-- RECORD LIST start --

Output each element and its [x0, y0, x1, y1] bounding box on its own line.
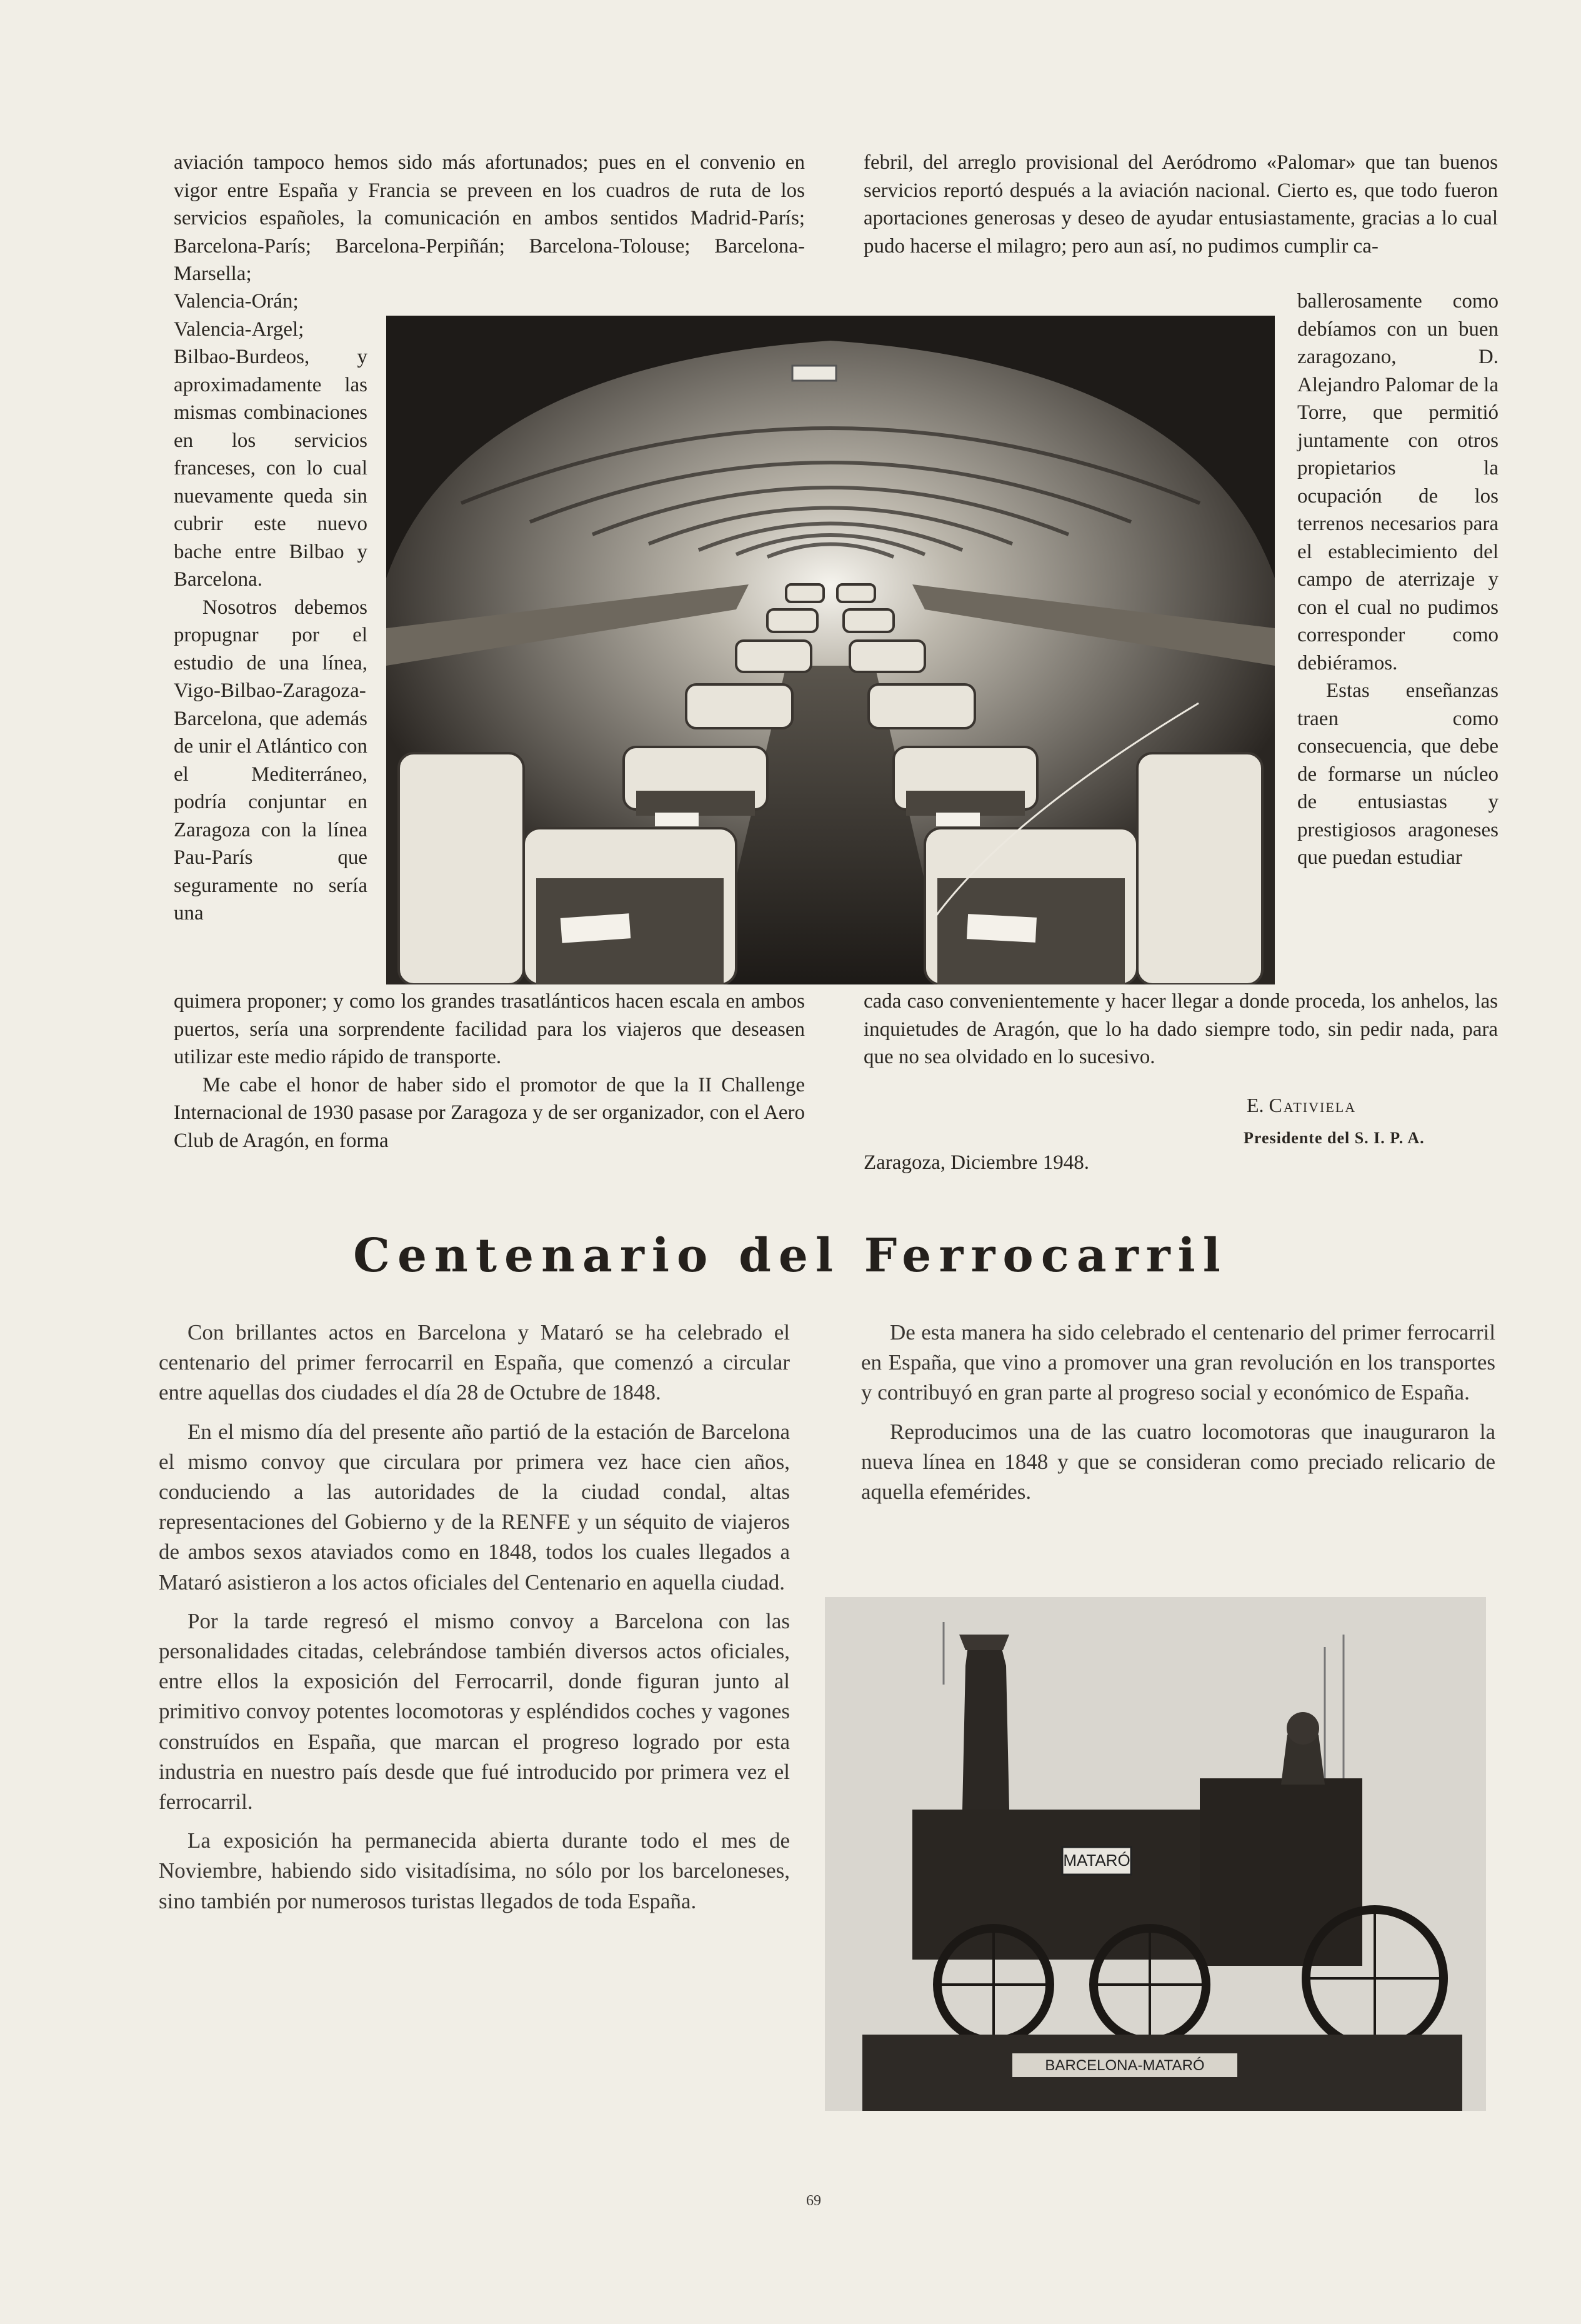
- author-name: Cativiela: [1269, 1094, 1357, 1116]
- airplane-cabin-illustration: [386, 316, 1275, 984]
- author-role: Presidente del S. I. P. A.: [1244, 1129, 1425, 1147]
- paragraph: Nosotros debemos propugnar por el estudio de una línea, Vigo-Bilbao-Zaragoza-Barcelona, que además de unir el Atlántico con el Mediterráneo, podría conjuntar en Zaragoza con la línea Pau-París que seguramente no sería una: [174, 596, 367, 924]
- paragraph: En el mismo día del presente año partió de la estación de Barcelona el mismo convoy que circulara por primera vez hace cien años, conduciendo a las autoridades de la ciudad condal, altas representaciones del Gobierno y de la RENFE y un séquito de viajeros de ambos sexos ataviados como en 1848, todos los cuales llegados a Mataró asistieron a los actos oficiales del Centenario en aquella ciudad.: [159, 1419, 790, 1595]
- author-signature: [1247, 1094, 1356, 1117]
- article1-col2-top: [864, 149, 1498, 260]
- article1-col1-side: [174, 288, 367, 928]
- paragraph: Por la tarde regresó el mismo convoy a Barcelona con las personalidades citadas, celebrándose también diversos actos oficiales, entre ellos la exposición del Ferrocarril, donde figuran junto al primitivo convoy potentes locomotoras y espléndidos coches y vagones construídos en España, que marcan el progreso logrado por esta industria en nuestro país desde que fué introducido por primera vez el ferrocarril.: [159, 1608, 790, 1815]
- article1-col2-bottom: [864, 988, 1498, 1071]
- nameplate-text: MATARÓ: [1063, 1851, 1130, 1870]
- locomotive-photo: [825, 1597, 1486, 2111]
- page-number: 69: [806, 2193, 821, 2209]
- paragraph: De esta manera ha sido celebrado el centenario del primer ferrocarril en España, que vino a promover una gran revolución en los transportes y contribuyó en gran parte al progreso social y económico de España.: [861, 1320, 1495, 1405]
- paragraph: Valencia-Orán; Valencia-Argel; Bilbao-Burdeos, y aproximadamente las mismas combinaciones en los servicios franceses, con lo cual nuevamente queda sin cubrir este nuevo bache entre Bilbao y Barcelona.: [174, 290, 367, 591]
- article2-title: Centenario del Ferrocarril: [353, 1229, 1228, 1283]
- article2-col2: [861, 1318, 1495, 1507]
- article1-col1-top: [174, 149, 805, 288]
- paragraph: Me cabe el honor de haber sido el promotor de que la II Challenge Internacional de 1930 pasase por Zaragoza y de ser organizador, con el Aero Club de Aragón, en forma: [174, 1073, 805, 1152]
- locomotive-illustration: [825, 1597, 1486, 2111]
- sign-text: BARCELONA-MATARÓ: [1045, 2057, 1205, 2074]
- author-initial: E.: [1247, 1094, 1264, 1116]
- article1-col2-side: [1297, 288, 1499, 872]
- paragraph: Estas enseñanzas traen como consecuencia, que debe de formarse un núcleo de entusiastas y prestigiosos aragoneses que puedan estudiar: [1297, 679, 1499, 869]
- paragraph: ballerosamente como debíamos con un buen zaragozano, D. Alejandro Palomar de la Torre, que permitió juntamente con otros propietarios la ocupación de los terrenos necesarios para el establecimiento del campo de aterrizaje y con el cual no pudimos corresponder como debiéramos.: [1297, 290, 1499, 674]
- article1-col1-bottom: [174, 988, 805, 1154]
- paragraph: quimera proponer; y como los grandes trasatlánticos hacen escala en ambos puertos, sería una sorprendente facilidad para los viajeros que deseasen utilizar este medio rápido de transporte.: [174, 990, 805, 1068]
- paragraph: febril, del arreglo provisional del Aeródromo «Palomar» que tan buenos servicios reportó después a la aviación nacional. Cierto es, que todo fueron aportaciones generosas y deseo de ayudar entusiastamente, gracias a lo cual pudo hacerse el milagro; pero aun así, no pudimos cumplir ca-: [864, 151, 1498, 258]
- paragraph: La exposición ha permanecida abierta durante todo el mes de Noviembre, habiendo sido visitadísima, no sólo por los barceloneses, sino también por numerosos turistas llegados de toda España.: [159, 1828, 790, 1913]
- airplane-cabin-photo: [386, 316, 1275, 984]
- paragraph: aviación tampoco hemos sido más afortunados; pues en el convenio en vigor entre España y Francia se preveen en los cuadros de ruta de los servicios españoles, la comunicación en ambos sentidos Madrid-París; Barcelona-París; Barcelona-Perpiñán; Barcelona-Tolouse; Barcelona-Marsella;: [174, 151, 805, 285]
- paragraph: cada caso convenientemente y hacer llegar a donde proceda, los anhelos, las inquietudes de Aragón, que lo ha dado siempre todo, sin pedir nada, para que no sea olvidado en lo sucesivo.: [864, 990, 1498, 1068]
- paragraph: Con brillantes actos en Barcelona y Mataró se ha celebrado el centenario del primer ferrocarril en España, que comenzó a circular entre aquellas dos ciudades el día 28 de Octubre de 1848.: [159, 1320, 790, 1405]
- paragraph: Reproducimos una de las cuatro locomotoras que inauguraron la nueva línea en 1848 y que se consideran como preciado relicario de aquella efemérides.: [861, 1419, 1495, 1505]
- place-date: Zaragoza, Diciembre 1948.: [864, 1151, 1090, 1174]
- article2-col1: [159, 1318, 790, 1916]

-- RECORD LIST end --

▶ **EXERCISE INSTRUCTIONS**
Return everything from the line containing "- author-name: Cativiela: [1269, 1094, 1357, 1116]" down to the line containing "- article1-col1-top: [174, 149, 805, 288]", including both of those lines, without any changes.

▶ **WRITTEN RESPONSE**
- author-name: Cativiela: [1269, 1094, 1357, 1116]
- airplane-cabin-illustration: [386, 316, 1275, 984]
- author-role: Presidente del S. I. P. A.: [1244, 1129, 1425, 1147]
- paragraph: Nosotros debemos propugnar por el estudio de una línea, Vigo-Bilbao-Zaragoza-Barcelona, que además de unir el Atlántico con el Mediterráneo, podría conjuntar en Zaragoza con la línea Pau-París que seguramente no sería una: [174, 596, 367, 924]
- paragraph: En el mismo día del presente año partió de la estación de Barcelona el mismo convoy que circulara por primera vez hace cien años, conduciendo a las autoridades de la ciudad condal, altas representaciones del Gobierno y de la RENFE y un séquito de viajeros de ambos sexos ataviados como en 1848, todos los cuales llegados a Mataró asistieron a los actos oficiales del Centenario en aquella ciudad.: [159, 1419, 790, 1595]
- author-signature: [1247, 1094, 1356, 1117]
- article1-col2-top: [864, 149, 1498, 260]
- article1-col1-side: [174, 288, 367, 928]
- paragraph: Por la tarde regresó el mismo convoy a Barcelona con las personalidades citadas, celebrándose también diversos actos oficiales, entre ellos la exposición del Ferrocarril, donde figuran junto al primitivo convoy potentes locomotoras y espléndidos coches y vagones construídos en España, que marcan el progreso logrado por esta industria en nuestro país desde que fué introducido por primera vez el ferrocarril.: [159, 1608, 790, 1815]
- article1-col2-bottom: [864, 988, 1498, 1071]
- nameplate-text: MATARÓ: [1063, 1851, 1130, 1870]
- locomotive-photo: [825, 1597, 1486, 2111]
- page-number: 69: [806, 2193, 821, 2209]
- paragraph: De esta manera ha sido celebrado el centenario del primer ferrocarril en España, que vino a promover una gran revolución en los transportes y contribuyó en gran parte al progreso social y económico de España.: [861, 1320, 1495, 1405]
- paragraph: Valencia-Orán; Valencia-Argel; Bilbao-Burdeos, y aproximadamente las mismas combinaciones en los servicios franceses, con lo cual nuevamente queda sin cubrir este nuevo bache entre Bilbao y Barcelona.: [174, 290, 367, 591]
- article2-title: Centenario del Ferrocarril: [353, 1229, 1228, 1283]
- article2-col2: [861, 1318, 1495, 1507]
- article1-col1-top: [174, 149, 805, 288]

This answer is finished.